▶ **WRITTEN EXERCISE**
Wherever "What" appears in a line, list that line.
>> Begin DATA LINES
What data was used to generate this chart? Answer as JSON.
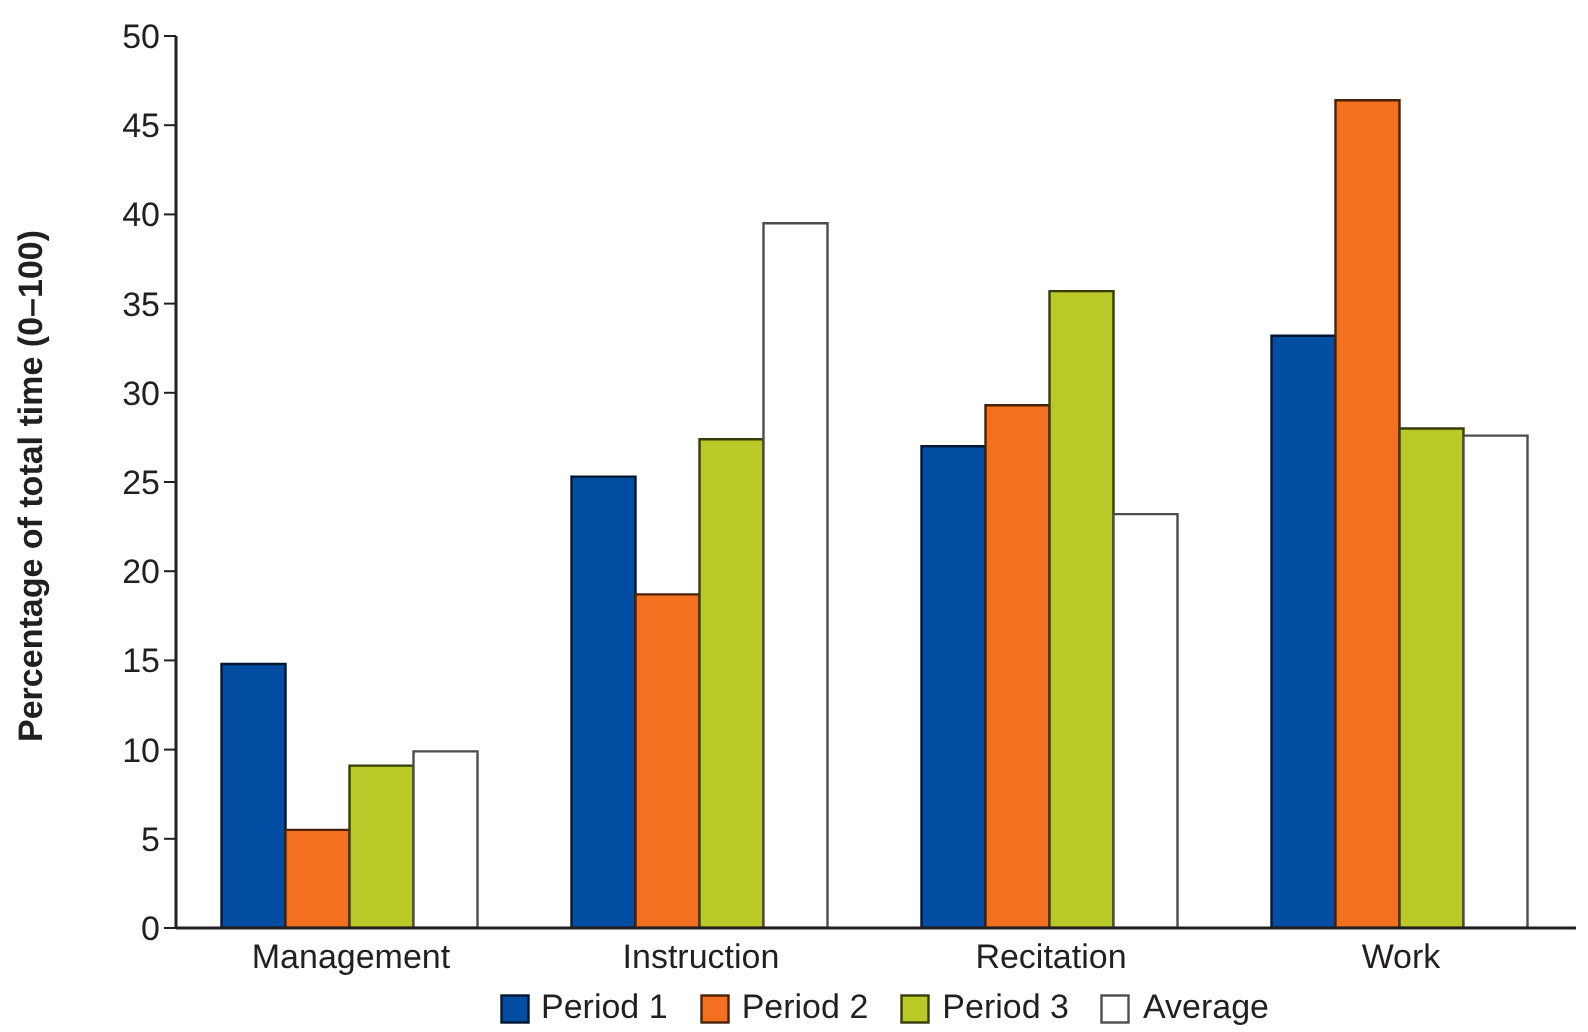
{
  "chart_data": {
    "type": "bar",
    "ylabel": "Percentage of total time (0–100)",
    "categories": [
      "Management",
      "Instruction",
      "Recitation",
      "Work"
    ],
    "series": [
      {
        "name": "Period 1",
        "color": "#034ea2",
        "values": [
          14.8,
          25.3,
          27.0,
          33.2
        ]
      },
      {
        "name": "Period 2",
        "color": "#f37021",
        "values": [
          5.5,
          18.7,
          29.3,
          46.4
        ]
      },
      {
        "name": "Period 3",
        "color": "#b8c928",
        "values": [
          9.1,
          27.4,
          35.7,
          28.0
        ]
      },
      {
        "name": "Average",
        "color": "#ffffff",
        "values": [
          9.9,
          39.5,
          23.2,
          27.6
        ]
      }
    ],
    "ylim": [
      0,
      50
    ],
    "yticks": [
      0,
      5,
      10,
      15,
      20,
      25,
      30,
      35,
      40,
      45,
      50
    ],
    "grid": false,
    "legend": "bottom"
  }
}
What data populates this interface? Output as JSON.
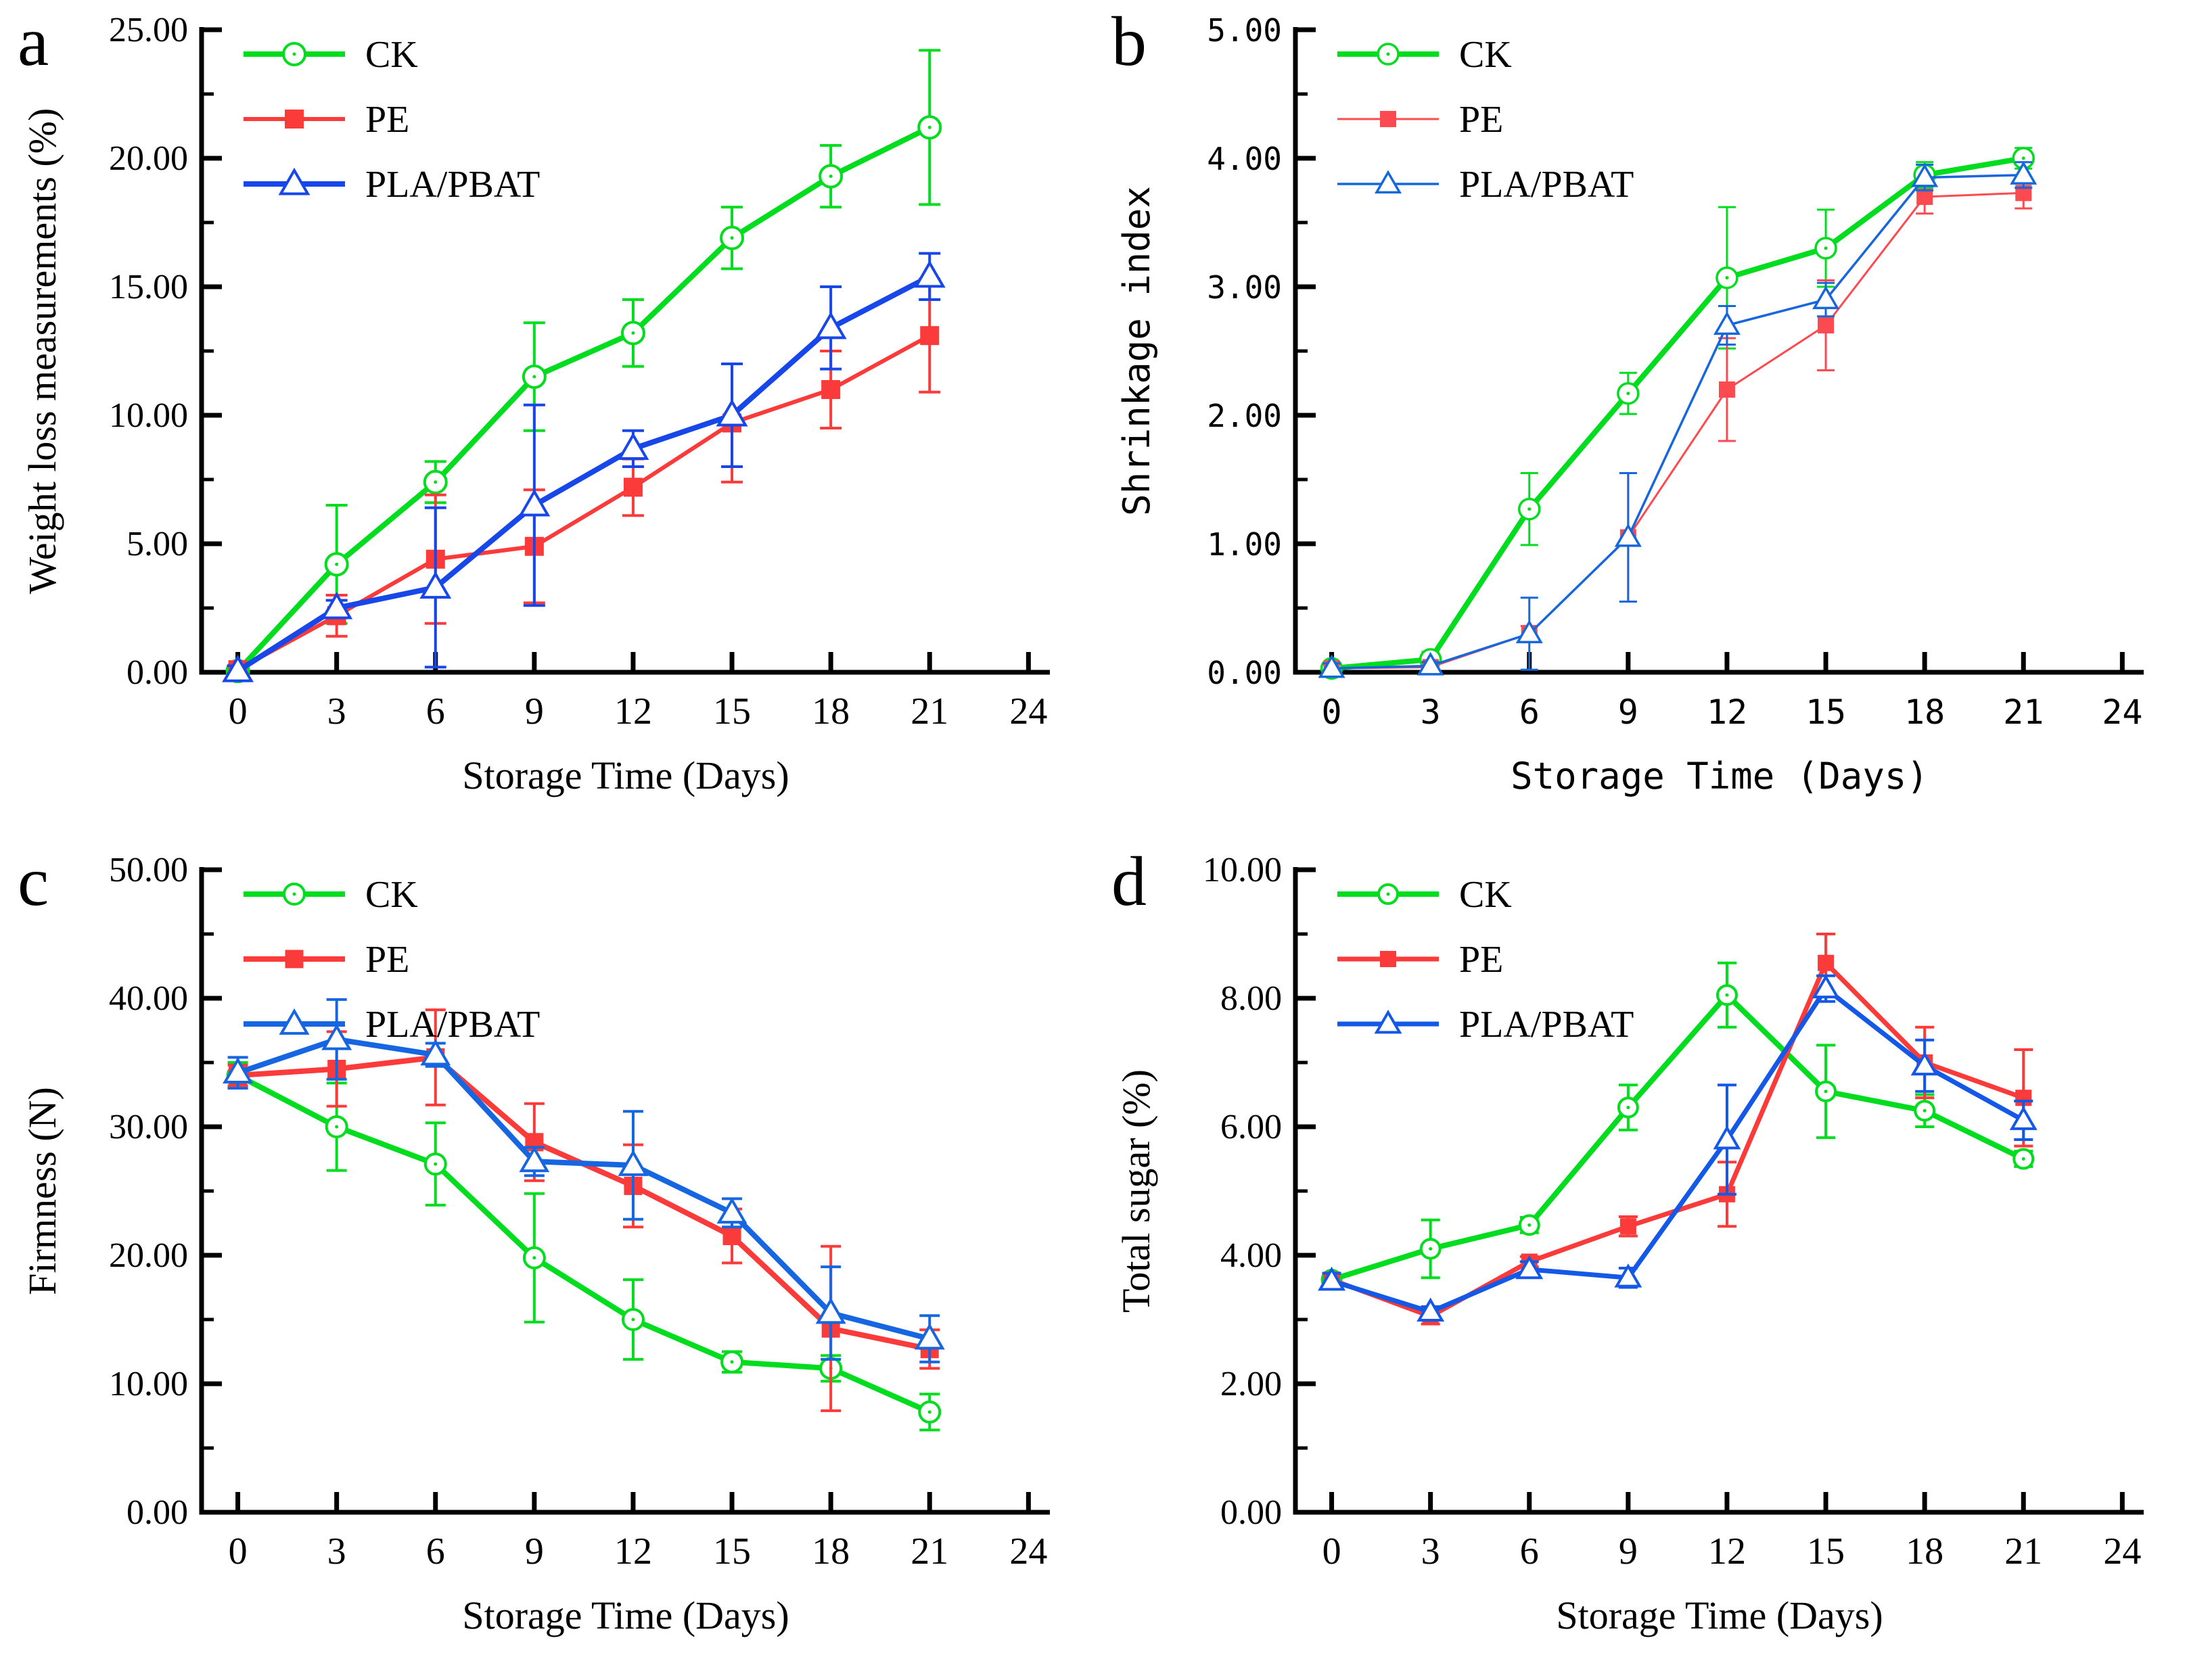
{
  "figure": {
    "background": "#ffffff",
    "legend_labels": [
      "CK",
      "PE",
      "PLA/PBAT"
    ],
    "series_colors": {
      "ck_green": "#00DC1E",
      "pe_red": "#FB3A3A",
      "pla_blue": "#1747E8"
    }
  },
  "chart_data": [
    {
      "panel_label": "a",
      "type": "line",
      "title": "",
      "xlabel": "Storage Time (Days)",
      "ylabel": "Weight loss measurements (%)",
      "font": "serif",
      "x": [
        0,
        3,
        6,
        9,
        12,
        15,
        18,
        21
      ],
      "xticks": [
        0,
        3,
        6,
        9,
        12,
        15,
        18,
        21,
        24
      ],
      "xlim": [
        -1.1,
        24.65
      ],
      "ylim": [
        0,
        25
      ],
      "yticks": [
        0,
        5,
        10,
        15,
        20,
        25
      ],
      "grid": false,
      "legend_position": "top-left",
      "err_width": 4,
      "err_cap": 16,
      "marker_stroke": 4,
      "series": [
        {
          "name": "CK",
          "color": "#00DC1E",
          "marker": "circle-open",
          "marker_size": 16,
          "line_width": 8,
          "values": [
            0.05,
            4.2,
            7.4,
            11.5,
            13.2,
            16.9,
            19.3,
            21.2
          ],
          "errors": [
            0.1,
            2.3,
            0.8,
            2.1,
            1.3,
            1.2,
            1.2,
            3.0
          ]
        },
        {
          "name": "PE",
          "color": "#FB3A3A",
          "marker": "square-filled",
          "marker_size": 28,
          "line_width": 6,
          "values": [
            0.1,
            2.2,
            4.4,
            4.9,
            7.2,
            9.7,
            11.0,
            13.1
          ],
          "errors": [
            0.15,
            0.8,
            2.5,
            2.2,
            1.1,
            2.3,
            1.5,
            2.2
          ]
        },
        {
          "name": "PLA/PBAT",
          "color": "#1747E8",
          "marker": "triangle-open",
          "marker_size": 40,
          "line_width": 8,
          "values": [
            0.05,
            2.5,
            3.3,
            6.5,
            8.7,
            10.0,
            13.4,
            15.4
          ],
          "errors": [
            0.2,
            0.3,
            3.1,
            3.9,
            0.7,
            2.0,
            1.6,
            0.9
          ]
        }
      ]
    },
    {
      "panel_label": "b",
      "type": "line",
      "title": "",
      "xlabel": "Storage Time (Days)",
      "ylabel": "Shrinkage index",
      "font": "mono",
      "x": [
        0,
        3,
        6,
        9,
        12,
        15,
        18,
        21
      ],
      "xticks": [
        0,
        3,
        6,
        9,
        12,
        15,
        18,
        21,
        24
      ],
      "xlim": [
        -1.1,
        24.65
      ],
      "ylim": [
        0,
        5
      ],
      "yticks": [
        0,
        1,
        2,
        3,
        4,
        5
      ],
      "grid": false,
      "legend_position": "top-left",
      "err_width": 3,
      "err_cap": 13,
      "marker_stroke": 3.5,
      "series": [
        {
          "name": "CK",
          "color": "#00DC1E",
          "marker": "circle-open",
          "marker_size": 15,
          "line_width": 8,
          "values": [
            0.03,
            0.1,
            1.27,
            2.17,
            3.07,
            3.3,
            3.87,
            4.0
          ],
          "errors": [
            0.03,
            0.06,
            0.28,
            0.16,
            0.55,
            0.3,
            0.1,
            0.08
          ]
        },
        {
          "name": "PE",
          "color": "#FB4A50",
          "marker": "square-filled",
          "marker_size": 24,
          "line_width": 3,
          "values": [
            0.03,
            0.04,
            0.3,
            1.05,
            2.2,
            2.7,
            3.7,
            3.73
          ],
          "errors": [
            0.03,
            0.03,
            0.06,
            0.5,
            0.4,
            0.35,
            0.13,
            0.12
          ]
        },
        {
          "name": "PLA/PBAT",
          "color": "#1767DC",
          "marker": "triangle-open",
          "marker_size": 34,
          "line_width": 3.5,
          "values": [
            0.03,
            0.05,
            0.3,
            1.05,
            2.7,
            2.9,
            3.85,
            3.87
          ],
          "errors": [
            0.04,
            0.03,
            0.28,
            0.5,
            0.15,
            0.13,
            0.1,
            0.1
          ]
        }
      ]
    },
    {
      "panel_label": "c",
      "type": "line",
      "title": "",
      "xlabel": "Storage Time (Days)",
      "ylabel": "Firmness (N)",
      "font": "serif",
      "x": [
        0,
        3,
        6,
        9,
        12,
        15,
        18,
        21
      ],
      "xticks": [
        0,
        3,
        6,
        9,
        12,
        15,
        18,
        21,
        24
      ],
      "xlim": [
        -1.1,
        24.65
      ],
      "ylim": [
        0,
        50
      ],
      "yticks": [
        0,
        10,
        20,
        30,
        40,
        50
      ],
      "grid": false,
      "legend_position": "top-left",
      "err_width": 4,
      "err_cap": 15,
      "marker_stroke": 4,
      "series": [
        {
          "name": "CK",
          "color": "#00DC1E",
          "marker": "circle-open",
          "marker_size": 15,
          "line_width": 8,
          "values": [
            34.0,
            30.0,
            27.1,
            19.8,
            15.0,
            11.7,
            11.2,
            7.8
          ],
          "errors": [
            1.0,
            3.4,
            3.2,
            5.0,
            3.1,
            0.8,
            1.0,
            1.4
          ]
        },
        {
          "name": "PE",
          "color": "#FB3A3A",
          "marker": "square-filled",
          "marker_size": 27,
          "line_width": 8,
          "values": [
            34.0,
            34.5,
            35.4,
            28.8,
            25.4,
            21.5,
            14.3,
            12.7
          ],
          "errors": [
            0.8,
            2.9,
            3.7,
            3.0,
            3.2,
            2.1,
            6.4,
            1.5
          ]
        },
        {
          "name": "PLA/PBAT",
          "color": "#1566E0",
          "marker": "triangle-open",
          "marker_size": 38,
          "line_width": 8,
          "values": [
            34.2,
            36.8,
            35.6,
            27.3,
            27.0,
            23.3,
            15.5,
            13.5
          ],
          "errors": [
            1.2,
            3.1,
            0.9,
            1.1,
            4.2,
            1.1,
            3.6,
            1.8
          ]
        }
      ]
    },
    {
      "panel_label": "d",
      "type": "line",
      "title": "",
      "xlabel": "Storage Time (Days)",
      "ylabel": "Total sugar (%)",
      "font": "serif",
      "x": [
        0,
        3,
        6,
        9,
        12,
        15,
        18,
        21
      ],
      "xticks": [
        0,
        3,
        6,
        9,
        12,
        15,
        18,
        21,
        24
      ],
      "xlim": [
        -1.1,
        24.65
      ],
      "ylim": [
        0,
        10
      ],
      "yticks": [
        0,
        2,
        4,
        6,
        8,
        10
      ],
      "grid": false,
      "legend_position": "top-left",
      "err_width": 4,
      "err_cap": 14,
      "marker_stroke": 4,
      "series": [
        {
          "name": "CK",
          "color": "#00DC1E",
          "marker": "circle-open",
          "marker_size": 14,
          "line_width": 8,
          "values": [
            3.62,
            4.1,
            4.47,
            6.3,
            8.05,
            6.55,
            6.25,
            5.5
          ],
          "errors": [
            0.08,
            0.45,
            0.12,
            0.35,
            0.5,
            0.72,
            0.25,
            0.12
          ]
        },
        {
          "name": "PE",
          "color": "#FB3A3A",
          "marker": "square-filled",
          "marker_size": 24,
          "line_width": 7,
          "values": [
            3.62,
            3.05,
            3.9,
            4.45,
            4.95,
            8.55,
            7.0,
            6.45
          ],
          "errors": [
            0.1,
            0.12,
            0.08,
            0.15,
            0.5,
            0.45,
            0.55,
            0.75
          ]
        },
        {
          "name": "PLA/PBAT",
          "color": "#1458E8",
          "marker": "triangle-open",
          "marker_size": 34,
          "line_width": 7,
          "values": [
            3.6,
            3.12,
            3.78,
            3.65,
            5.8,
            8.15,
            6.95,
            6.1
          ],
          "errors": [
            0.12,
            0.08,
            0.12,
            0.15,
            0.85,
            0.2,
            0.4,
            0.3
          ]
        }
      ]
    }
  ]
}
>> End DATA LINES
>> Begin DATA LINES
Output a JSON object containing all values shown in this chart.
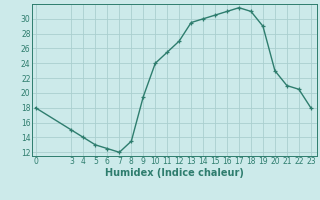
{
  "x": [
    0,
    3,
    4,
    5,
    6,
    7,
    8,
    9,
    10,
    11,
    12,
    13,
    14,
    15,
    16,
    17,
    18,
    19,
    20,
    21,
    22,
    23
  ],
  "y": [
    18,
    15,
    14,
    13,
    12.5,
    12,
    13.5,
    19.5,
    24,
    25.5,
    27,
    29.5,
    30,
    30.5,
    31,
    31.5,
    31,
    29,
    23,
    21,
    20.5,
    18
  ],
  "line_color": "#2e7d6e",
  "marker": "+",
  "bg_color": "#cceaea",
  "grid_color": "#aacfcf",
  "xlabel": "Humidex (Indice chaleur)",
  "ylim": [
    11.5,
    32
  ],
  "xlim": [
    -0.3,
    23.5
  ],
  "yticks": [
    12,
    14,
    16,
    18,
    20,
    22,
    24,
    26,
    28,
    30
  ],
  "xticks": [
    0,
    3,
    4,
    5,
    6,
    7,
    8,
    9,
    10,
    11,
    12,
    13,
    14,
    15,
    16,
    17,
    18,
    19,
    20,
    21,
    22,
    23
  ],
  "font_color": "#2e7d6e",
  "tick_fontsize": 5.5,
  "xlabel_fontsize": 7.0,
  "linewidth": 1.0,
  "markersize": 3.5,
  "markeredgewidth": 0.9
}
>> End DATA LINES
▶ **THE OUTPUT**
What data was used to generate this chart? Answer as JSON.
What data populates this interface? Output as JSON.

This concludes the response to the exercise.